Task statement →
How many lines in the records below hold the string "Services"? Please answer with the number and nothing more.

[Collected data entries]

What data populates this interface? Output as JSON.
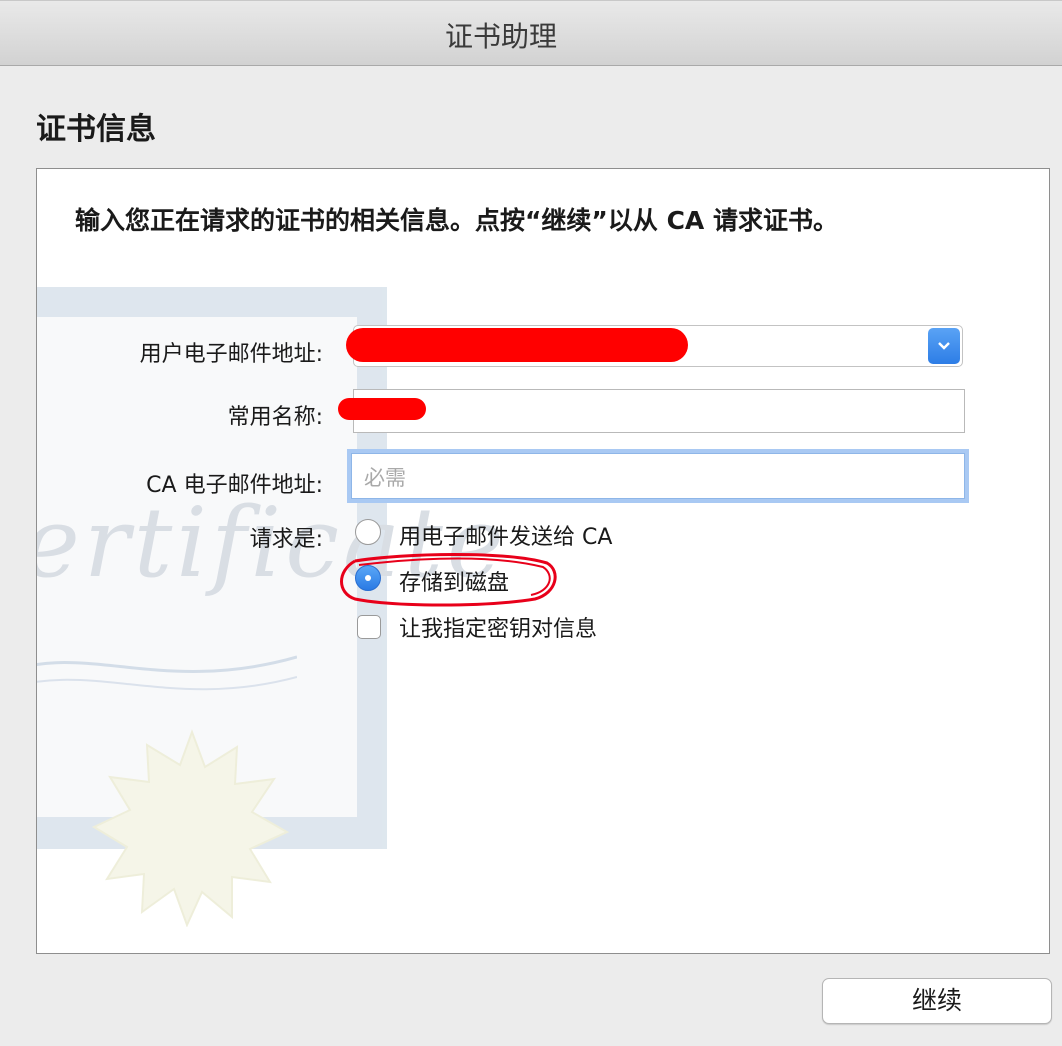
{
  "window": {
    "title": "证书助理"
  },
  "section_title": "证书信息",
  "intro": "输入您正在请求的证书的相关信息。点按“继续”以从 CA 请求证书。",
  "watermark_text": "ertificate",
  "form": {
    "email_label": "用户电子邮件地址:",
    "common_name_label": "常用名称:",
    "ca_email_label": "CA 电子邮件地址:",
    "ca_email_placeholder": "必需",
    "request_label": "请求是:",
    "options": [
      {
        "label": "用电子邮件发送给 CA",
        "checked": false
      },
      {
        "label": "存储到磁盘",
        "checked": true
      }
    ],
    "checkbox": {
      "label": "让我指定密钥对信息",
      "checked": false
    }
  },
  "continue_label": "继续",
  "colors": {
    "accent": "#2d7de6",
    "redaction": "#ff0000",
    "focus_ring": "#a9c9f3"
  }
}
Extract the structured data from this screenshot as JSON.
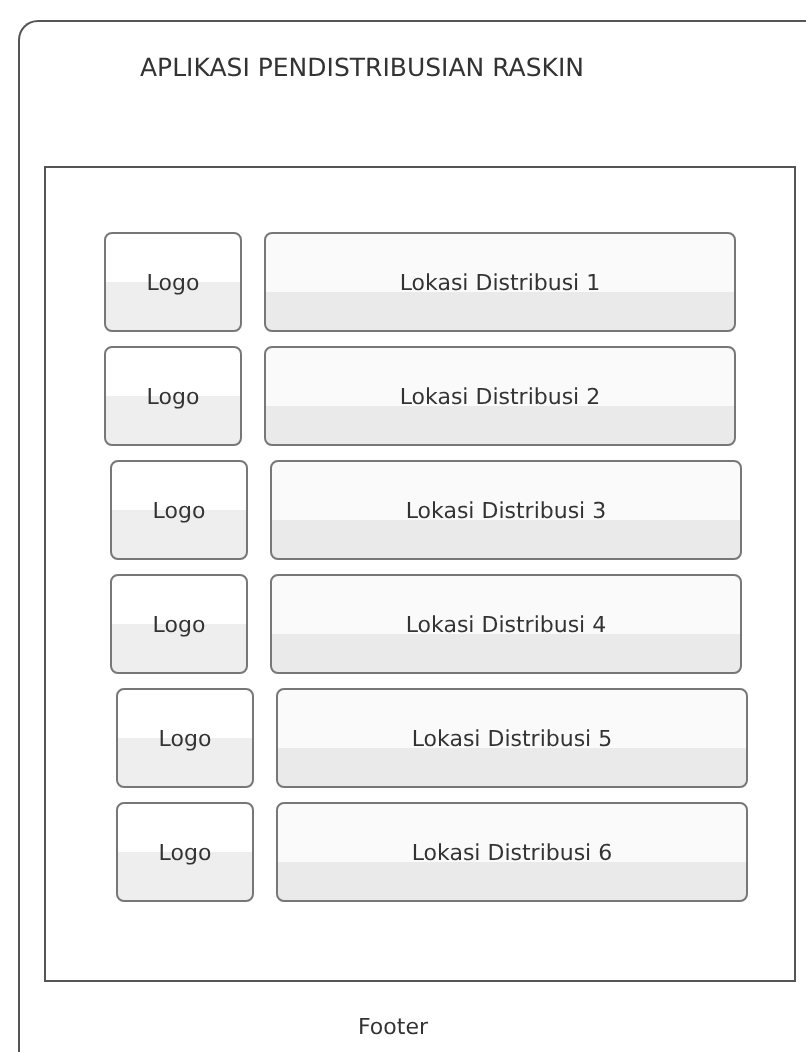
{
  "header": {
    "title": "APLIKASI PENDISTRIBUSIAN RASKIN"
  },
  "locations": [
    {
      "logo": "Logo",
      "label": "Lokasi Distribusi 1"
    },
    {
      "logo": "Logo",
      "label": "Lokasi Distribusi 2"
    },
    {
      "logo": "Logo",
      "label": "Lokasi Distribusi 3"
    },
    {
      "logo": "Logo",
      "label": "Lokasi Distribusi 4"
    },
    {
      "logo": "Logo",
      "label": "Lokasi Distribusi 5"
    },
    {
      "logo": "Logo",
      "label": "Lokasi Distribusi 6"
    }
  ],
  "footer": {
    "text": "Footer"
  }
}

--

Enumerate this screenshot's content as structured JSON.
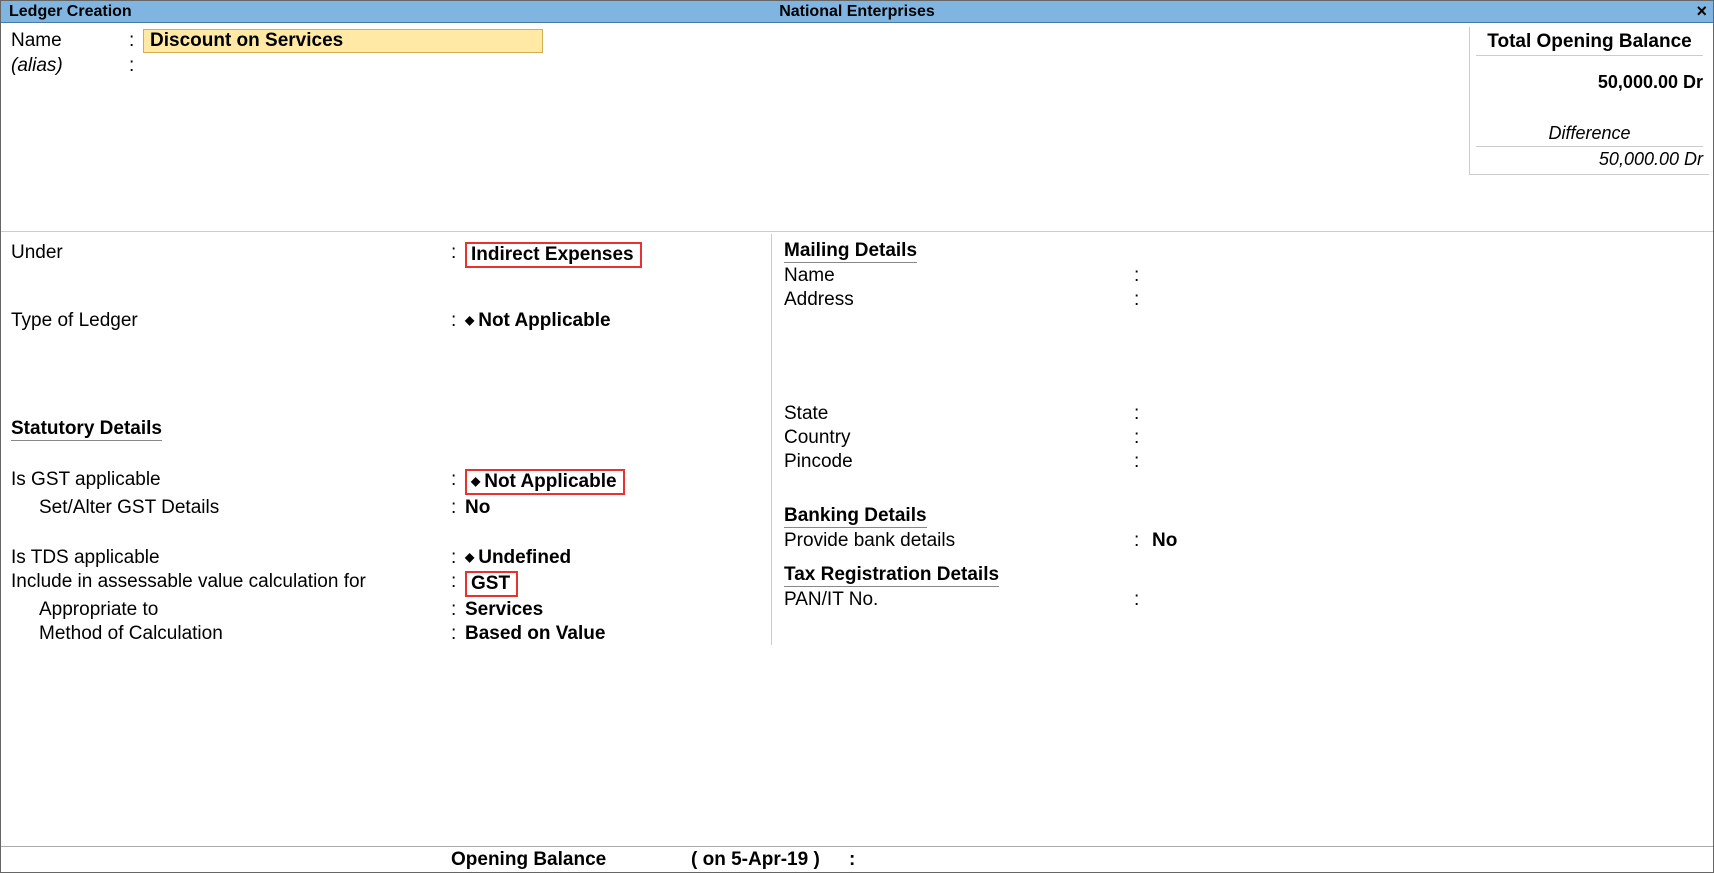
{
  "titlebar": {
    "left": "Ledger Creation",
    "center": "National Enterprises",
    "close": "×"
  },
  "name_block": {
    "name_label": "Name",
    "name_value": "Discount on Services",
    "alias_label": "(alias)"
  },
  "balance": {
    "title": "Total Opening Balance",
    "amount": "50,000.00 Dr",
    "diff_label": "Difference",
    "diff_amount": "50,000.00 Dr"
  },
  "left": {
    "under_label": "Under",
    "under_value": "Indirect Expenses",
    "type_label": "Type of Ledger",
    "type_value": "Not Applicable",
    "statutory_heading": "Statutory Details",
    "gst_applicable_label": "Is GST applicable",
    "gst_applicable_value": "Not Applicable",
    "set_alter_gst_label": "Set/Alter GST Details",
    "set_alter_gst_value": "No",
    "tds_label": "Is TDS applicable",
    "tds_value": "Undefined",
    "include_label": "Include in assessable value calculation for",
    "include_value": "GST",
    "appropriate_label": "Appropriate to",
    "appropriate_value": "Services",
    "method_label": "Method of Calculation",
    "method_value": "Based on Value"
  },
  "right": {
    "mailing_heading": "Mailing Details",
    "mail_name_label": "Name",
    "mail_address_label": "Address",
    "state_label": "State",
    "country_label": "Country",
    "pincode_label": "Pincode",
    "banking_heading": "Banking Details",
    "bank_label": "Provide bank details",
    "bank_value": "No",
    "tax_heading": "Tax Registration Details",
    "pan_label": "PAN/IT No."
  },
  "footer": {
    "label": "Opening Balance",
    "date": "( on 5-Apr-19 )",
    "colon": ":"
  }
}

* * *

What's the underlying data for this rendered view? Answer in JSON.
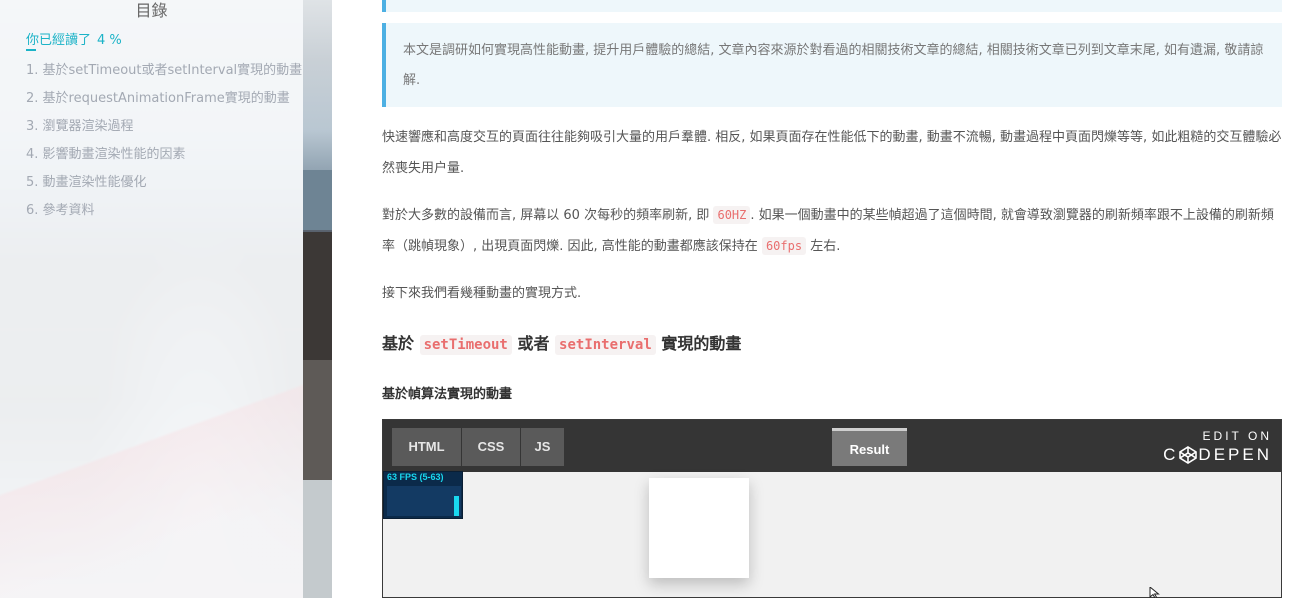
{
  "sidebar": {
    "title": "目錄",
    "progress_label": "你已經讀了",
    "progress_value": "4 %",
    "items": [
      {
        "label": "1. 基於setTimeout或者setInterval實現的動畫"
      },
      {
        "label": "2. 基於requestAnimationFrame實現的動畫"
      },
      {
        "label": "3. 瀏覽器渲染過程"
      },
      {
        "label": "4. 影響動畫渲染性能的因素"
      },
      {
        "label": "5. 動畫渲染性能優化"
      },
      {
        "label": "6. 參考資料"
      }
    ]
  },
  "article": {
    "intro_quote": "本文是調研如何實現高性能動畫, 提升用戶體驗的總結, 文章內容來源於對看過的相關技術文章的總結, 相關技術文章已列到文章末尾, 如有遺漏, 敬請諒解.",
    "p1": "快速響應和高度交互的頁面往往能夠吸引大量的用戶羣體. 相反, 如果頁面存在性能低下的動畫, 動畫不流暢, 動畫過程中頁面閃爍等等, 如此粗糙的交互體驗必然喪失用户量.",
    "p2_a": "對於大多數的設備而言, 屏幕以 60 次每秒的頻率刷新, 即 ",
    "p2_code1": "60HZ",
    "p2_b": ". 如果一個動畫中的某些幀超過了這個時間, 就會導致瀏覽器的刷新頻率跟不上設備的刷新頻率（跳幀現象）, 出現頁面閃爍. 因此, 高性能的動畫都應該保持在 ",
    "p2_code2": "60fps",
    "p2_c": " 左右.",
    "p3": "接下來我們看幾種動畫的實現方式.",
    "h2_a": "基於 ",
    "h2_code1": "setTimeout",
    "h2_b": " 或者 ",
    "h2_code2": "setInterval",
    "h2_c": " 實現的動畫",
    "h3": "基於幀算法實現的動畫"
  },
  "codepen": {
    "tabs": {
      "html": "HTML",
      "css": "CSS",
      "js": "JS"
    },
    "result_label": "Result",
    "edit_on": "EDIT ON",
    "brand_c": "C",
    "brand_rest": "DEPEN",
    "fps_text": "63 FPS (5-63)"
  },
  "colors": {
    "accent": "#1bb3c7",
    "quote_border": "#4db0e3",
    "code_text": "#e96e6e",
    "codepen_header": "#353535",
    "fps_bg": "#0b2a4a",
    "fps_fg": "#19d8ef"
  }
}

Output →
2